▸ **EXERCISE OBJECTIVE**
Repeat the full listing below verbatim and keep the images out.

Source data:
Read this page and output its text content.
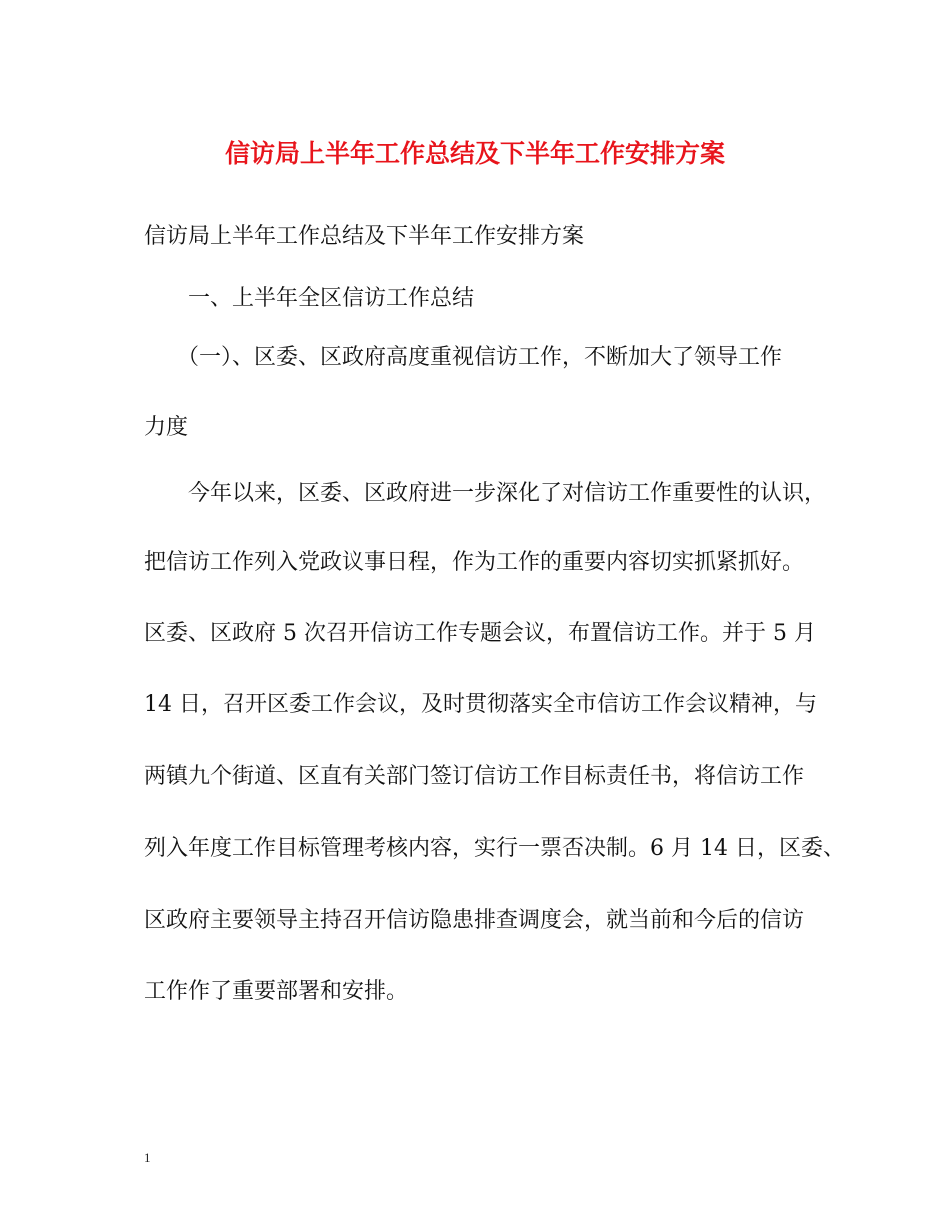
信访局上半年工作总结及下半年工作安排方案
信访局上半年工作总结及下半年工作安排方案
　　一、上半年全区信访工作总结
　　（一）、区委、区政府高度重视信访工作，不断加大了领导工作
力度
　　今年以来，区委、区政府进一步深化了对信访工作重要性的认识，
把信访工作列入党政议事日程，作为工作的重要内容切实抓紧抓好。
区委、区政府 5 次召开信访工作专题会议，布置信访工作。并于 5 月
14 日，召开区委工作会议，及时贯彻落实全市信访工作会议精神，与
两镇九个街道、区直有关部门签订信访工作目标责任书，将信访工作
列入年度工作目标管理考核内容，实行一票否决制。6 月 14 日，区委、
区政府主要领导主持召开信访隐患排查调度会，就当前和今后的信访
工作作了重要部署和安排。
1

▸ **COMPLETED TASK**
Read this page and output its text content.
信访局上半年工作总结及下半年工作安排方案
信访局上半年工作总结及下半年工作安排方案
　　一、上半年全区信访工作总结
　　（一）、区委、区政府高度重视信访工作，不断加大了领导工作
力度
　　今年以来，区委、区政府进一步深化了对信访工作重要性的认识，
把信访工作列入党政议事日程，作为工作的重要内容切实抓紧抓好。
区委、区政府 5 次召开信访工作专题会议，布置信访工作。并于 5 月
14 日，召开区委工作会议，及时贯彻落实全市信访工作会议精神，与
两镇九个街道、区直有关部门签订信访工作目标责任书，将信访工作
列入年度工作目标管理考核内容，实行一票否决制。6 月 14 日，区委、
区政府主要领导主持召开信访隐患排查调度会，就当前和今后的信访
工作作了重要部署和安排。
1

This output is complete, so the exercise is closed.